◆ **REQUIREMENT**:
Express the records, from the first line through the line containing "legend-title: Difference to", as a JSON list of strings with one string per line. Leave out any blank lines.

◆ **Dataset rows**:
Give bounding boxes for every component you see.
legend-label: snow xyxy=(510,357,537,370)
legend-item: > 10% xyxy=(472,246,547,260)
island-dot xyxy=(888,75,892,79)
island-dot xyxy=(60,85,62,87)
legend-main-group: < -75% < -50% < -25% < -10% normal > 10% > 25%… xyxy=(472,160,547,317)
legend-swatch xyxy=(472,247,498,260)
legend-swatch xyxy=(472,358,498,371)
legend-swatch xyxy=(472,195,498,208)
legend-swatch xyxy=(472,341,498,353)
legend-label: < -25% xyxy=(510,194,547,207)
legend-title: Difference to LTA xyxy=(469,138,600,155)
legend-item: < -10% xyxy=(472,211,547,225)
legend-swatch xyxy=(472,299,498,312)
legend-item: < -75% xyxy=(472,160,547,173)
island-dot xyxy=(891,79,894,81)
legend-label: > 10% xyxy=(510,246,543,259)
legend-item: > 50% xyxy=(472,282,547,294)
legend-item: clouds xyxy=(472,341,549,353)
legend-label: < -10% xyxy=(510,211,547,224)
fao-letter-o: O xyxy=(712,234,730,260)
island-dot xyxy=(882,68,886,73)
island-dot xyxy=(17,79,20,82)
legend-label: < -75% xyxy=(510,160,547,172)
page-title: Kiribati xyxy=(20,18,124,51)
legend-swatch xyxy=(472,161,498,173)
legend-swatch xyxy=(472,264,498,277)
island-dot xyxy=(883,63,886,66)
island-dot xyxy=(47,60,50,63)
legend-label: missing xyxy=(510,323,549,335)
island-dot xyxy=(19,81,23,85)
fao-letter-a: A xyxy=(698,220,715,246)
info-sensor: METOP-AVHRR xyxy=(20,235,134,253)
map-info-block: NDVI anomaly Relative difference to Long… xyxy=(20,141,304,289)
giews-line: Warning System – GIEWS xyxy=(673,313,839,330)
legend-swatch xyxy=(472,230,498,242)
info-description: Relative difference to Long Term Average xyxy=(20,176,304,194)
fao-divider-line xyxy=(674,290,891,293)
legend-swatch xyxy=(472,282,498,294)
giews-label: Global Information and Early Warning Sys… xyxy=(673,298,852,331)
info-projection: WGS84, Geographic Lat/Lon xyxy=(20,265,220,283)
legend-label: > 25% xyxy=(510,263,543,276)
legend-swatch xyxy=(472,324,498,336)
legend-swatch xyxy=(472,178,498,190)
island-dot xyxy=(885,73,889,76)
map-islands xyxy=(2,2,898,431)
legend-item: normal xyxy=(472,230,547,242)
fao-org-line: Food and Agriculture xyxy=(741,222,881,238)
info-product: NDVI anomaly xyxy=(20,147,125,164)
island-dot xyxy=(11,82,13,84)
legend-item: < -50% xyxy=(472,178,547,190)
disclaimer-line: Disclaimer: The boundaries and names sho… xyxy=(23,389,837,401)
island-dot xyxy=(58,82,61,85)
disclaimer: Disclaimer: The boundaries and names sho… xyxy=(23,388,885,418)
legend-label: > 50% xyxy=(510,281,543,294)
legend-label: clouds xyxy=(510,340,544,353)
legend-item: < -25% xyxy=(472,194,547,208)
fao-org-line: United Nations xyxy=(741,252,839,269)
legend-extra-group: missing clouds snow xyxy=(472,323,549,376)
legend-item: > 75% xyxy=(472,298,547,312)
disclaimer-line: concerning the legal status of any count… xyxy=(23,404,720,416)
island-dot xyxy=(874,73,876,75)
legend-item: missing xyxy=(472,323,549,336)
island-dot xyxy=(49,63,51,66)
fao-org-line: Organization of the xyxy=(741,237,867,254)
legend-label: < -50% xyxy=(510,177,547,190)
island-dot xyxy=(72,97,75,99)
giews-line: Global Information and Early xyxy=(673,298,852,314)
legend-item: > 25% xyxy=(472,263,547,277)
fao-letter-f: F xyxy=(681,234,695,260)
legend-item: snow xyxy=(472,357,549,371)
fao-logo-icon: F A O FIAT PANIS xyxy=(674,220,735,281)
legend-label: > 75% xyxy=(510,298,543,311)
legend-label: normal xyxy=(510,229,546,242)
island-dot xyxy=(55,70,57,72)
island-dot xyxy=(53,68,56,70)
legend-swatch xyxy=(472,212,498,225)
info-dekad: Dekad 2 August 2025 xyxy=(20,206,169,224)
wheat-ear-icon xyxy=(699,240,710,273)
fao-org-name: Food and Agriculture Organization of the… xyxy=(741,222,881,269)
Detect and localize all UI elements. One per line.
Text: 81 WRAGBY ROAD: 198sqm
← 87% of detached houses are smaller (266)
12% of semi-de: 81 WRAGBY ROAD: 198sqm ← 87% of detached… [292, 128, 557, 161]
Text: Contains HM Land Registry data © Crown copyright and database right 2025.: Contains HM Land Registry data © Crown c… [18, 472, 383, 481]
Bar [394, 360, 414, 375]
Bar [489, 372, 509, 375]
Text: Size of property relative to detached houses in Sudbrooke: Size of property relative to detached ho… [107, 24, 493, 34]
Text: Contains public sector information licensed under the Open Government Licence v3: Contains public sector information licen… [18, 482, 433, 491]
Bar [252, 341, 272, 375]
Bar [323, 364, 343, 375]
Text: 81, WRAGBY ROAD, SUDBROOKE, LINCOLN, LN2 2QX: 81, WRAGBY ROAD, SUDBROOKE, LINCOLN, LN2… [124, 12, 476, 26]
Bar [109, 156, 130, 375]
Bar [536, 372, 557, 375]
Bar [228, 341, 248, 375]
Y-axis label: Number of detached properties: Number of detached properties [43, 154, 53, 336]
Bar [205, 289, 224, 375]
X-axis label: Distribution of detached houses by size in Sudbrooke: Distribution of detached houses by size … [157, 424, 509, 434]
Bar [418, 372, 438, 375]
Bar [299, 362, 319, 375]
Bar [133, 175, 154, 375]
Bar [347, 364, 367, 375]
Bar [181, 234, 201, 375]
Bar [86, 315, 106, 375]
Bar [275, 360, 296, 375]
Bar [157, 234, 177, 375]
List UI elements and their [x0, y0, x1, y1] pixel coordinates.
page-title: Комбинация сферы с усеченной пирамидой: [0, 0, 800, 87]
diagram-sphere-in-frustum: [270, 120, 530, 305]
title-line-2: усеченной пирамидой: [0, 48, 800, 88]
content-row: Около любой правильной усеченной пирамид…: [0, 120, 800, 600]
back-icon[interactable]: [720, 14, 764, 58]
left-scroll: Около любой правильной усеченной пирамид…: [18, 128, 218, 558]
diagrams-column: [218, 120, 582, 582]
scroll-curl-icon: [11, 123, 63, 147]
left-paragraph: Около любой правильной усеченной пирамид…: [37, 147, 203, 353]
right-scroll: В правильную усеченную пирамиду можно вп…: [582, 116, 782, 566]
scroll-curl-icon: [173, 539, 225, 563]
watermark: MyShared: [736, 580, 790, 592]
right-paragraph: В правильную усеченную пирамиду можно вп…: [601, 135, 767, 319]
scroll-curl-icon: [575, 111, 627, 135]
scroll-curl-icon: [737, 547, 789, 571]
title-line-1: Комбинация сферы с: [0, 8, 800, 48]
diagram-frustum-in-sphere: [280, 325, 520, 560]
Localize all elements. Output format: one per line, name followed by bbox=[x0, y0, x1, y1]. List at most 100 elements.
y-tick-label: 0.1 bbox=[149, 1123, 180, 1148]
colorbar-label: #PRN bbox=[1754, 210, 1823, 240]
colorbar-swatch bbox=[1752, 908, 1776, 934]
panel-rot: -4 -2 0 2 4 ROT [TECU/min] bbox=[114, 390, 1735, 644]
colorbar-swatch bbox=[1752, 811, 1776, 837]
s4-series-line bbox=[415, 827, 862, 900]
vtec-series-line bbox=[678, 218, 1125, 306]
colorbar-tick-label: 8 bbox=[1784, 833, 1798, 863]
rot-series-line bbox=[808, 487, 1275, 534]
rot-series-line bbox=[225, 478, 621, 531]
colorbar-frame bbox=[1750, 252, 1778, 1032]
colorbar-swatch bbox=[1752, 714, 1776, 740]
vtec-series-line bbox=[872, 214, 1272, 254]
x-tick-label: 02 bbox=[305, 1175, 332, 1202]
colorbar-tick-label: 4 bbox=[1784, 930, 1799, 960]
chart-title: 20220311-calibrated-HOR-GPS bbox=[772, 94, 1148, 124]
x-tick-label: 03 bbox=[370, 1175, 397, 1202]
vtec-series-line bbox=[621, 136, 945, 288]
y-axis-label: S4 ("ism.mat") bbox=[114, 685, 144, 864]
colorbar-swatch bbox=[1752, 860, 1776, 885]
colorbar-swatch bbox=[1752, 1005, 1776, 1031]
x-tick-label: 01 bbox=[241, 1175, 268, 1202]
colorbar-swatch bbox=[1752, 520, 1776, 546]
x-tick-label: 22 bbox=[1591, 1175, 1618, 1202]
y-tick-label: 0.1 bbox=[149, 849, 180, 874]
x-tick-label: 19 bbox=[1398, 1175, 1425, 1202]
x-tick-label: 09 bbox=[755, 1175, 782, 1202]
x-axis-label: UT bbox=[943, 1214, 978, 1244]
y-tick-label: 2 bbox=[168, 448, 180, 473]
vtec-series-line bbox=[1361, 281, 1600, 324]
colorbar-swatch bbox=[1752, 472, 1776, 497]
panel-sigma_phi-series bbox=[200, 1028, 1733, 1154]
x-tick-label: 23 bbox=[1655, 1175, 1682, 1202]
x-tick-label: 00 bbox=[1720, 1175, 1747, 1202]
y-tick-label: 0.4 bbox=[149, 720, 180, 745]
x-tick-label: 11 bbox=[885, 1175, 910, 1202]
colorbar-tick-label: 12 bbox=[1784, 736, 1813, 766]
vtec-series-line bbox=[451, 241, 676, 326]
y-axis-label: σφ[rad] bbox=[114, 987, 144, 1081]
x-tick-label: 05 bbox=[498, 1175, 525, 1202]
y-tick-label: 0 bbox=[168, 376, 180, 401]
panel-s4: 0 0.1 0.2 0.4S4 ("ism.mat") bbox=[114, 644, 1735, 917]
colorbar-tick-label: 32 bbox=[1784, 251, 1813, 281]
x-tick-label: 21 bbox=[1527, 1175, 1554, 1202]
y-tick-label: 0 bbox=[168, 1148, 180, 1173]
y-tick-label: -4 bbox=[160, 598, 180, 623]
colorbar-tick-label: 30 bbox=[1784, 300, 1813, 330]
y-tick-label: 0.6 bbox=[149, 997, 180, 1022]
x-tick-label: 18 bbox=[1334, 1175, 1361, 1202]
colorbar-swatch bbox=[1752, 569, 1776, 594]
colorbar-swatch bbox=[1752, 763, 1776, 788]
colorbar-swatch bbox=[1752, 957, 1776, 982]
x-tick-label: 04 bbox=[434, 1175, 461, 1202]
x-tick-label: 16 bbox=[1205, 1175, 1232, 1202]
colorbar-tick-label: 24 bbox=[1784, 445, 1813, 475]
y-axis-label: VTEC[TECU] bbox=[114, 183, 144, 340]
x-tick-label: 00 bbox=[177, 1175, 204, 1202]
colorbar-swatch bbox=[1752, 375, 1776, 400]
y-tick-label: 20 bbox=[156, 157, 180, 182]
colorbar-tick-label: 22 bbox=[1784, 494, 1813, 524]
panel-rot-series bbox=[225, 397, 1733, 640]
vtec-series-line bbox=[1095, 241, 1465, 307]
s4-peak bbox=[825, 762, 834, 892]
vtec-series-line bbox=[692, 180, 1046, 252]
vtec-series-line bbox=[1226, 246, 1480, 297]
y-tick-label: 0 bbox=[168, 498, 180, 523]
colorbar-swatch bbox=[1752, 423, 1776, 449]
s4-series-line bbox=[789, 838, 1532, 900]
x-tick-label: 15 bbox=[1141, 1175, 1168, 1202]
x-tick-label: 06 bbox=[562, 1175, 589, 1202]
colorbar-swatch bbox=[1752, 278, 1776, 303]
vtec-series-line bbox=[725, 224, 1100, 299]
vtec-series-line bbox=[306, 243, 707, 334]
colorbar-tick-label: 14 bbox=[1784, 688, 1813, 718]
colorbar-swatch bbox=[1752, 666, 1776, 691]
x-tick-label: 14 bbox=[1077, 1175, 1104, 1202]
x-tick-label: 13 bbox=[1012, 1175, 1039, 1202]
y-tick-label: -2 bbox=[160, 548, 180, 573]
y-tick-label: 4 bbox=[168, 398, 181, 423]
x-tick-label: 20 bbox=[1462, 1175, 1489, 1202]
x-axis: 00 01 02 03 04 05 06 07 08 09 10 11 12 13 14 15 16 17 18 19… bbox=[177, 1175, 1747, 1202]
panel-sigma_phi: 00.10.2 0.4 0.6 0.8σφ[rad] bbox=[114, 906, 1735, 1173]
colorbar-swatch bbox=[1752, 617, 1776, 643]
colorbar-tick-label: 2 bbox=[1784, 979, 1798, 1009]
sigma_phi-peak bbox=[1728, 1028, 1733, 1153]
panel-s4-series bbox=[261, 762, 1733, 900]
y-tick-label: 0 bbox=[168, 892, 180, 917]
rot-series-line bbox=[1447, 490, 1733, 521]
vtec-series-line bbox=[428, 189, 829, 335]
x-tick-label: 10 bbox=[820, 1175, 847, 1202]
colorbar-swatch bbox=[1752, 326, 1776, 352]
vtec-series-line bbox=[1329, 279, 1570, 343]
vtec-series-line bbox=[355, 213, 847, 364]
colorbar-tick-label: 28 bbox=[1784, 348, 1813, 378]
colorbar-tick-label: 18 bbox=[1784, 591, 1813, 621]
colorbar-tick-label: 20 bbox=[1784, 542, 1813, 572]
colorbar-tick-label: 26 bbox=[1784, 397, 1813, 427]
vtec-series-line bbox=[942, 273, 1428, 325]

◆ **EXERCISE OUTPUT**:
[
  "Give bounding boxes for every component you see.",
  "legend-label: snow xyxy=(510,357,537,370)",
  "legend-item: > 10% xyxy=(472,246,547,260)",
  "island-dot xyxy=(888,75,892,79)",
  "island-dot xyxy=(60,85,62,87)",
  "legend-main-group: < -75% < -50% < -25% < -10% normal > 10% > 25%… xyxy=(472,160,547,317)",
  "legend-swatch xyxy=(472,247,498,260)",
  "legend-swatch xyxy=(472,358,498,371)",
  "legend-swatch xyxy=(472,195,498,208)",
  "legend-swatch xyxy=(472,341,498,353)",
  "legend-label: < -25% xyxy=(510,194,547,207)",
  "legend-title: Difference to LTA xyxy=(469,138,600,155)"
]